(Dataset excerpts)
-- -- --

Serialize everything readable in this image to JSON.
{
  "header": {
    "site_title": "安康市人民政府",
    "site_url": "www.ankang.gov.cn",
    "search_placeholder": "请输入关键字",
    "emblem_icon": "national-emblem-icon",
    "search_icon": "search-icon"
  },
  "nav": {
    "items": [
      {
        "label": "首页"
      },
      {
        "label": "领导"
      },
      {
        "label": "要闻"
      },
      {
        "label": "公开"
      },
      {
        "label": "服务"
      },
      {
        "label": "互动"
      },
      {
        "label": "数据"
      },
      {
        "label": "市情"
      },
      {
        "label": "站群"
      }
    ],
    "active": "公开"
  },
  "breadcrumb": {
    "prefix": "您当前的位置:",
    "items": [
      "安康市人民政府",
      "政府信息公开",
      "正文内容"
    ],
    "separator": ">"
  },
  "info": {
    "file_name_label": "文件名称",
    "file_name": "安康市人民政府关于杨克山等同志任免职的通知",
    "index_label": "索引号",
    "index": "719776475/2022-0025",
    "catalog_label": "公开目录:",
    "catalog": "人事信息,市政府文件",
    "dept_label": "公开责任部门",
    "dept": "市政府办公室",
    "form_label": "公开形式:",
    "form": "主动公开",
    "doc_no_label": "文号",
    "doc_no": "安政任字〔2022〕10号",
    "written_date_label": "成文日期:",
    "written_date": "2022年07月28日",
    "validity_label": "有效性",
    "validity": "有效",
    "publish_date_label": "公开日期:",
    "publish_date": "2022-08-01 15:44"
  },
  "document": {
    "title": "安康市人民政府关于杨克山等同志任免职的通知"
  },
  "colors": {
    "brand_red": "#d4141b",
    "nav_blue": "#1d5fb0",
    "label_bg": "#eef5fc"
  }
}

-- -- --

Please restate the whole listing word for word.

Serialize everything readable in this image to JSON.
{
  "header": {
    "site_title": "安康市人民政府",
    "site_url": "www.ankang.gov.cn",
    "search_placeholder": "请输入关键字",
    "emblem_icon": "national-emblem-icon",
    "search_icon": "search-icon"
  },
  "nav": {
    "items": [
      {
        "label": "首页"
      },
      {
        "label": "领导"
      },
      {
        "label": "要闻"
      },
      {
        "label": "公开"
      },
      {
        "label": "服务"
      },
      {
        "label": "互动"
      },
      {
        "label": "数据"
      },
      {
        "label": "市情"
      },
      {
        "label": "站群"
      }
    ],
    "active": "公开"
  },
  "breadcrumb": {
    "prefix": "您当前的位置:",
    "items": [
      "安康市人民政府",
      "政府信息公开",
      "正文内容"
    ],
    "separator": ">"
  },
  "info": {
    "file_name_label": "文件名称",
    "file_name": "安康市人民政府关于杨克山等同志任免职的通知",
    "index_label": "索引号",
    "index": "719776475/2022-0025",
    "catalog_label": "公开目录:",
    "catalog": "人事信息,市政府文件",
    "dept_label": "公开责任部门",
    "dept": "市政府办公室",
    "form_label": "公开形式:",
    "form": "主动公开",
    "doc_no_label": "文号",
    "doc_no": "安政任字〔2022〕10号",
    "written_date_label": "成文日期:",
    "written_date": "2022年07月28日",
    "validity_label": "有效性",
    "validity": "有效",
    "publish_date_label": "公开日期:",
    "publish_date": "2022-08-01 15:44"
  },
  "document": {
    "title": "安康市人民政府关于杨克山等同志任免职的通知"
  },
  "colors": {
    "brand_red": "#d4141b",
    "nav_blue": "#1d5fb0",
    "label_bg": "#eef5fc"
  }
}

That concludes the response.